▶ **Task list**:
[A] Answer these questions from the text on Suzanne Caubet.
(i) In what town was Caubet born?
(ii) Who was Caubet's godmother?
(iii) In what Broadway production did Caubet appear in 1953?
[B] In the records, substitute "glyph" for "svg-text" in everything from the line containing "caption-tangent: касательная [696, 596, 800, 617]" down to the line containing "title-line1: Взаимное расположение". Return only those lines, otherwise unchanged.

▶ **Text to read**:
================

Suzanne Caubet (September 27, 1898 – June 1980), also known as Suzanne Caubaye, was a French actress, singer, and writer.

Early life
Suzanne Caubet was born in Lévignac to French parents. She was raised in Paris, and knew her godmother Sarah Bernhardt through her father Prospere Caubet and uncle, Georges Deneubourg, both actors. She was a child actor and traveled with Bernhardt's company to the United States, where Caubet stayed after 1919.

Career
Caubet was based in New York as an actress. "Miss Caudet has the distinct advantage of being a striking brunette," the New York Times observed of her appearance in 1919. She appeared on Broadway in Du Theatre au Champ D'Honneur (1917), Easy Terms (1925), The Squall (1926-1927), Ringside (1928), Seven (1929-1930), The Plutocrat (1930), Dancing Partner (1930), The Great Barrington (1931), Angeline Moves In (1932), Singapore (1932), The Monster (1933), Another Love (1934), Broadway Interlude (1934), Symphony (1935), American Holiday (1936), Claudia (1942), It's a Gift (1945), and Mid-Summer (1953).

================

[Image-based layout entries]
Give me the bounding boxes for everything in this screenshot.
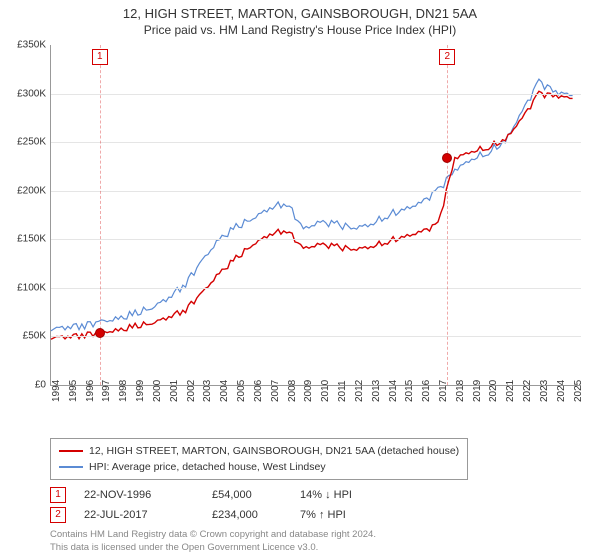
x-axis-label: 1995 bbox=[68, 380, 79, 402]
event-row: 1 22-NOV-1996 £54,000 14% ↓ HPI bbox=[50, 485, 380, 505]
x-axis-label: 2009 bbox=[303, 380, 314, 402]
legend-row: 12, HIGH STREET, MARTON, GAINSBOROUGH, D… bbox=[59, 443, 459, 459]
gridline bbox=[51, 336, 581, 337]
chart-area: £0£50K£100K£150K£200K£250K£300K£350K1994… bbox=[50, 45, 580, 405]
x-axis-label: 2024 bbox=[556, 380, 567, 402]
x-axis-label: 2000 bbox=[152, 380, 163, 402]
chart-container: 12, HIGH STREET, MARTON, GAINSBOROUGH, D… bbox=[0, 0, 600, 560]
x-axis-label: 2007 bbox=[270, 380, 281, 402]
footnote-line-2: This data is licensed under the Open Gov… bbox=[50, 541, 376, 554]
x-axis-label: 2022 bbox=[522, 380, 533, 402]
x-axis-label: 1998 bbox=[118, 380, 129, 402]
series-line bbox=[51, 91, 573, 339]
price-point-marker bbox=[95, 328, 105, 338]
x-axis-label: 2004 bbox=[219, 380, 230, 402]
x-axis-label: 2015 bbox=[404, 380, 415, 402]
gridline bbox=[51, 288, 581, 289]
x-axis-label: 2020 bbox=[488, 380, 499, 402]
legend-label: 12, HIGH STREET, MARTON, GAINSBOROUGH, D… bbox=[89, 443, 459, 459]
x-axis-label: 2014 bbox=[388, 380, 399, 402]
y-axis-label: £100K bbox=[0, 282, 46, 293]
event-delta: 7% ↑ HPI bbox=[300, 509, 380, 521]
x-axis-label: 2012 bbox=[354, 380, 365, 402]
gridline bbox=[51, 239, 581, 240]
gridline bbox=[51, 142, 581, 143]
x-axis-label: 1996 bbox=[85, 380, 96, 402]
series-line bbox=[51, 79, 573, 331]
price-point-marker bbox=[442, 153, 452, 163]
legend-swatch bbox=[59, 450, 83, 452]
event-date: 22-JUL-2017 bbox=[84, 509, 194, 521]
x-axis-label: 2006 bbox=[253, 380, 264, 402]
x-axis-label: 2010 bbox=[320, 380, 331, 402]
event-number-badge: 2 bbox=[50, 507, 66, 523]
events-table: 1 22-NOV-1996 £54,000 14% ↓ HPI 2 22-JUL-2017… bbox=[50, 485, 380, 525]
x-axis-label: 2003 bbox=[202, 380, 213, 402]
x-axis-label: 2025 bbox=[573, 380, 584, 402]
y-axis-label: £150K bbox=[0, 234, 46, 245]
x-axis-label: 2021 bbox=[505, 380, 516, 402]
footnote: Contains HM Land Registry data © Crown c… bbox=[50, 528, 376, 554]
event-price: £234,000 bbox=[212, 509, 282, 521]
event-badge: 2 bbox=[439, 49, 455, 65]
chart-subtitle: Price paid vs. HM Land Registry's House … bbox=[0, 23, 600, 37]
y-axis-label: £50K bbox=[0, 331, 46, 342]
event-number-badge: 1 bbox=[50, 487, 66, 503]
x-axis-label: 2008 bbox=[287, 380, 298, 402]
x-axis-label: 1997 bbox=[101, 380, 112, 402]
title-block: 12, HIGH STREET, MARTON, GAINSBOROUGH, D… bbox=[0, 0, 600, 37]
x-axis-label: 2013 bbox=[371, 380, 382, 402]
line-series-svg bbox=[51, 45, 581, 385]
event-date: 22-NOV-1996 bbox=[84, 489, 194, 501]
event-row: 2 22-JUL-2017 £234,000 7% ↑ HPI bbox=[50, 505, 380, 525]
legend-swatch bbox=[59, 466, 83, 468]
chart-title: 12, HIGH STREET, MARTON, GAINSBOROUGH, D… bbox=[0, 6, 600, 21]
x-axis-label: 2023 bbox=[539, 380, 550, 402]
y-axis-label: £200K bbox=[0, 185, 46, 196]
event-delta: 14% ↓ HPI bbox=[300, 489, 380, 501]
x-axis-label: 2005 bbox=[236, 380, 247, 402]
x-axis-label: 2018 bbox=[455, 380, 466, 402]
y-axis-label: £300K bbox=[0, 88, 46, 99]
x-axis-label: 1999 bbox=[135, 380, 146, 402]
x-axis-label: 2002 bbox=[186, 380, 197, 402]
legend-box: 12, HIGH STREET, MARTON, GAINSBOROUGH, D… bbox=[50, 438, 468, 480]
y-axis-label: £250K bbox=[0, 137, 46, 148]
footnote-line-1: Contains HM Land Registry data © Crown c… bbox=[50, 528, 376, 541]
legend-row: HPI: Average price, detached house, West… bbox=[59, 459, 459, 475]
gridline bbox=[51, 94, 581, 95]
y-axis-label: £0 bbox=[0, 380, 46, 391]
event-price: £54,000 bbox=[212, 489, 282, 501]
plot-region: £0£50K£100K£150K£200K£250K£300K£350K1994… bbox=[50, 45, 581, 386]
x-axis-label: 2016 bbox=[421, 380, 432, 402]
x-axis-label: 1994 bbox=[51, 380, 62, 402]
x-axis-label: 2001 bbox=[169, 380, 180, 402]
x-axis-label: 2011 bbox=[337, 380, 348, 402]
event-badge: 1 bbox=[92, 49, 108, 65]
gridline bbox=[51, 191, 581, 192]
legend-label: HPI: Average price, detached house, West… bbox=[89, 459, 326, 475]
x-axis-label: 2019 bbox=[472, 380, 483, 402]
y-axis-label: £350K bbox=[0, 40, 46, 51]
event-vline bbox=[447, 45, 448, 385]
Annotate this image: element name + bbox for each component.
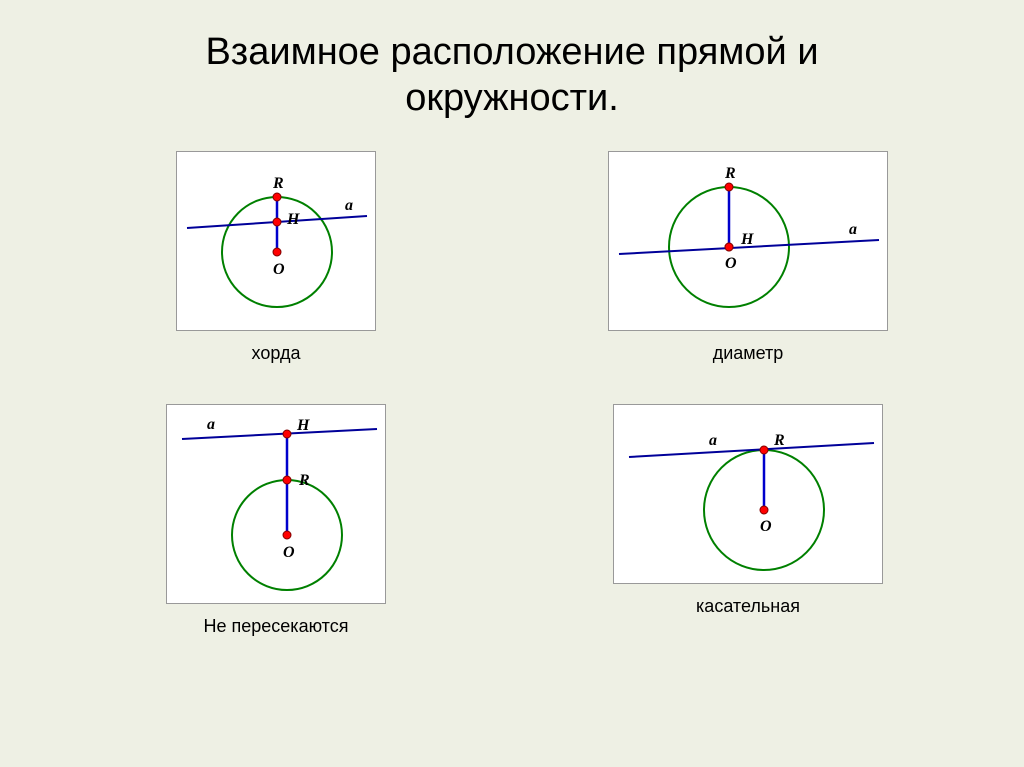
caption-tangent: касательная [696, 596, 800, 617]
diagram-diameter: O R Ha [608, 151, 888, 331]
diagram-chord: O H Ra [176, 151, 376, 331]
caption-nointersect: Не пересекаются [204, 616, 349, 637]
svg-text:a: a [207, 416, 215, 433]
cell-diameter: O R Ha диаметр [532, 151, 964, 384]
page-title: Взаимное расположение прямой и окружност… [0, 0, 1024, 121]
title-line2: окружности. [405, 77, 619, 119]
svg-text:O: O [760, 518, 772, 535]
title-line1: Взаимное расположение прямой и [205, 31, 818, 73]
svg-text:a: a [849, 221, 857, 238]
svg-text:a: a [345, 197, 353, 214]
svg-text:R: R [724, 165, 736, 182]
diagram-nointersect: O R Ha [166, 404, 386, 604]
svg-text:R: R [773, 432, 785, 449]
svg-text:O: O [283, 544, 295, 561]
svg-text:H: H [740, 231, 754, 248]
cell-chord: O H Ra хорда [60, 151, 492, 384]
svg-text:R: R [298, 472, 310, 489]
caption-diameter: диаметр [713, 343, 784, 364]
diagram-grid: OHRa хорда ORHa диаметр ORHa Не пересека… [0, 121, 1024, 657]
svg-text:O: O [273, 261, 285, 278]
svg-text:H: H [286, 211, 300, 228]
caption-chord: хорда [252, 343, 301, 364]
svg-text:O: O [725, 255, 737, 272]
svg-text:a: a [709, 432, 717, 449]
cell-tangent: O Ra касательная [532, 404, 964, 637]
svg-text:H: H [296, 417, 310, 434]
diagram-tangent: O Ra [613, 404, 883, 584]
svg-text:R: R [272, 175, 284, 192]
cell-nointersect: O R Ha Не пересекаются [60, 404, 492, 637]
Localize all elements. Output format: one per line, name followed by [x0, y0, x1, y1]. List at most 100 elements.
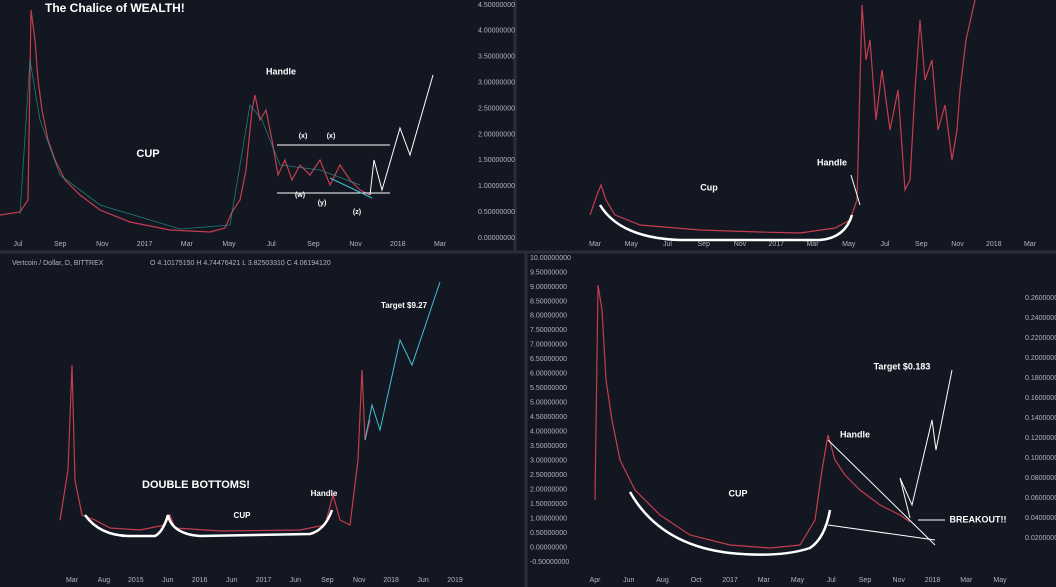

================

▶ **Responses to the tasks**:
[A]
(i) Lévignac
(ii) Sarah Bernhardt
(iii) Mid-Summer

[B]
caption-tangent: касательная [696, 596, 800, 617]
diagram-diameter: O R Ha [608, 151, 888, 331]
diagram-chord: O H Ra [176, 151, 376, 331]
caption-nointersect: Не пересекаются [204, 616, 349, 637]
glyph:a: a [207, 416, 215, 433]
cell-diameter: O R Ha диаметр [532, 151, 964, 384]
page-title: Взаимное расположение прямой и окружност… [0, 0, 1024, 121]
title-line2: окружности. [405, 77, 619, 119]
glyph:O: O [760, 518, 772, 535]
title-line1: Взаимное расположение прямой и [205, 31, 818, 73]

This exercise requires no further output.